[SOURCE PASSAGE]

# # #

I've heard that some “break”s aren't bad practice. What about this one?

∥☆過路亽.° 提交于 2019-12-12 10:39:07

问题


I have often heard that using breaks in Java is considered bad practice, but after reading some threads on Stack Overflow, I've seen otherwise. Many say that it is acceptable in certain cases.

I'm a little confused as to what is/isn't bad practice in this case.

For Project Euler: Problem 7, I've constructed the code below. The challenge was to find the 10001st prime.

int index = 2, count = 1, numPrime = 1;

while (true) {
    index++;

    if (isPrime(index)) {
        count = index;
        numPrime++;
    }

    if (numPrime >= 10001)
        break;
}

System.out.println(count);

This returns the correct answer (in 21ms), but am I overlooking a serious warning? It's 100% possible to create a while loop without a break, but I find that this is a little easier to follow.

Is the way I use the break; bad practice? I know that there's always a way around using one, but is it really that terrible here?

Many thanks

Justian

EDIT

Here's my isPrime() code. I might as well optimize this while I'm at it.

public static boolean isPrime(long num) {  
    if (num == 2)
        return true;

    if (num % 2 == 0 || num <= 0)
        return false;

    for (long i = 3; i * i <= num; i += 2)
        if (num % i == 0)
            return false;

    return true;
}

回答1:


In this case, it looks to me like it would be easier just to change the while condition:

while (numPrime < 10001) {

That's usually the case when a while(true) loop ends with

if (condition)

# # #

[TASK TO COMPLETE] Reproduce the Java break-statement post verbatim, from "System.out.println(count);" up to and including "while I'm at it.".

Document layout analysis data
# # #

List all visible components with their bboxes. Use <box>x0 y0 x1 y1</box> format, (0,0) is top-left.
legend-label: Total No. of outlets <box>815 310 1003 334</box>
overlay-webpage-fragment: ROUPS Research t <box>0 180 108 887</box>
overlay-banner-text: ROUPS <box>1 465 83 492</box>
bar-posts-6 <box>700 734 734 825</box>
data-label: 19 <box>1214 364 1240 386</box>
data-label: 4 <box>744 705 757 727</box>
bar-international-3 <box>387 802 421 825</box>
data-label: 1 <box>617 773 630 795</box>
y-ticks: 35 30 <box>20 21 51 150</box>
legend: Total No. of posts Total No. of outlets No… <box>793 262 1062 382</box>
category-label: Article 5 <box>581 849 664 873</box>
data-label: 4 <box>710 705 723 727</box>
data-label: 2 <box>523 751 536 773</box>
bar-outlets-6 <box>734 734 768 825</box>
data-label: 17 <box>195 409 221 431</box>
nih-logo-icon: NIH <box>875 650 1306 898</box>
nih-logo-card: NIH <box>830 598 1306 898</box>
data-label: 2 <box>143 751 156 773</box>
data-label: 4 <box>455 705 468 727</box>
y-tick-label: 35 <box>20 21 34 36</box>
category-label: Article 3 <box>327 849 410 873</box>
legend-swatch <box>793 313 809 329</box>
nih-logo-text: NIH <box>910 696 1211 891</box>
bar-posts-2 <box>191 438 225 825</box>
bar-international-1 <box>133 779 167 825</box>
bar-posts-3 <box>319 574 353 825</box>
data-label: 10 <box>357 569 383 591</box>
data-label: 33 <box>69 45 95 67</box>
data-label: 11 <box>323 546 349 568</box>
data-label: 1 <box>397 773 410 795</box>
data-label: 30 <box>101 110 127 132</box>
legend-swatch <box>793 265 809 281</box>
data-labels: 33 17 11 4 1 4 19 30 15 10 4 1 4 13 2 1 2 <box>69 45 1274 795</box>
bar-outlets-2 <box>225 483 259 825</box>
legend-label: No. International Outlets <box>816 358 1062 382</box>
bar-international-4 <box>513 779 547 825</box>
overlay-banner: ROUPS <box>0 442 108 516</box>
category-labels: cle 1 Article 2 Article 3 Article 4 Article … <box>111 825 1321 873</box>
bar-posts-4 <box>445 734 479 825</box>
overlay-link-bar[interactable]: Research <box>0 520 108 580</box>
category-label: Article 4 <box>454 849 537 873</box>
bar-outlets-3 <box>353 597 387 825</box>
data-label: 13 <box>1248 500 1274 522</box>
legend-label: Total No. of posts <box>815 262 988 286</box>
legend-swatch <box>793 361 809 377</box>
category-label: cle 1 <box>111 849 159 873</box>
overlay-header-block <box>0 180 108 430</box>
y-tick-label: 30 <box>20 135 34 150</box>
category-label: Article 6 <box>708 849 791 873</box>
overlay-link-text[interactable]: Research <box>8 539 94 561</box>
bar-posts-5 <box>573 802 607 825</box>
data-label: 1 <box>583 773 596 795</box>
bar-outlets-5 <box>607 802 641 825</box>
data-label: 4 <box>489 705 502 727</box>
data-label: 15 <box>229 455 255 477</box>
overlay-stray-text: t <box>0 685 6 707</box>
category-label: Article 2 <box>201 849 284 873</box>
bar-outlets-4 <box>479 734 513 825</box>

# # #

[REPLY]
System.out.println(count);

This returns the correct answer (in 21ms), but am I overlooking a serious warning? It's 100% possible to create a while loop without a break, but I find that this is a little easier to follow.

Is the way I use the break; bad practice? I know that there's always a way around using one, but is it really that terrible here?

Many thanks

Justian

EDIT

Here's my isPrime() code. I might as well optimize this while I'm at it.